◆ WHAT YOU SHOULD DO
Entries follow. Set all of them down as they stand.

◆ RECORDS PROVIDED

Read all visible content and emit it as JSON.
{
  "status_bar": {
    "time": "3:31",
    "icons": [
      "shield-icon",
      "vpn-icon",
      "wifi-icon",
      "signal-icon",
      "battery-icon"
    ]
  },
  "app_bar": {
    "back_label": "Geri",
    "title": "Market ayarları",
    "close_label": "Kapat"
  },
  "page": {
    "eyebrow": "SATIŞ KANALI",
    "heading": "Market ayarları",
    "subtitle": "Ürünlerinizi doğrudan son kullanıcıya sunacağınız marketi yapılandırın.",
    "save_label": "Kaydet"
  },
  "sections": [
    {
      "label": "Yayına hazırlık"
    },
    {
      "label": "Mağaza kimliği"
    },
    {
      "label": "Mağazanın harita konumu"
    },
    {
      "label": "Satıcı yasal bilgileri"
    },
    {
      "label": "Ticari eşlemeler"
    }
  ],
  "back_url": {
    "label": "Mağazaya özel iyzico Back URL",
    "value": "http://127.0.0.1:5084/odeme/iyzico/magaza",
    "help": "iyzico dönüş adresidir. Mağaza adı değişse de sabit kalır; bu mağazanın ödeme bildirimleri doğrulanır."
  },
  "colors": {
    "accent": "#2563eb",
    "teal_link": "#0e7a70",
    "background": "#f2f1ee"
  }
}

◆ SOLVED PROBLEM
Read all visible content and emit it as JSON.
{
  "status_bar": {
    "time": "3:31",
    "icons": [
      "shield-icon",
      "vpn-icon",
      "wifi-icon",
      "signal-icon",
      "battery-icon"
    ]
  },
  "app_bar": {
    "back_label": "Geri",
    "title": "Market ayarları",
    "close_label": "Kapat"
  },
  "page": {
    "eyebrow": "SATIŞ KANALI",
    "heading": "Market ayarları",
    "subtitle": "Ürünlerinizi doğrudan son kullanıcıya sunacağınız marketi yapılandırın.",
    "save_label": "Kaydet"
  },
  "sections": [
    {
      "label": "Yayına hazırlık"
    },
    {
      "label": "Mağaza kimliği"
    },
    {
      "label": "Mağazanın harita konumu"
    },
    {
      "label": "Satıcı yasal bilgileri"
    },
    {
      "label": "Ticari eşlemeler"
    }
  ],
  "back_url": {
    "label": "Mağazaya özel iyzico Back URL",
    "value": "http://127.0.0.1:5084/odeme/iyzico/magaza",
    "help": "iyzico dönüş adresidir. Mağaza adı değişse de sabit kalır; bu mağazanın ödeme bildirimleri doğrulanır."
  },
  "colors": {
    "accent": "#2563eb",
    "teal_link": "#0e7a70",
    "background": "#f2f1ee"
  }
}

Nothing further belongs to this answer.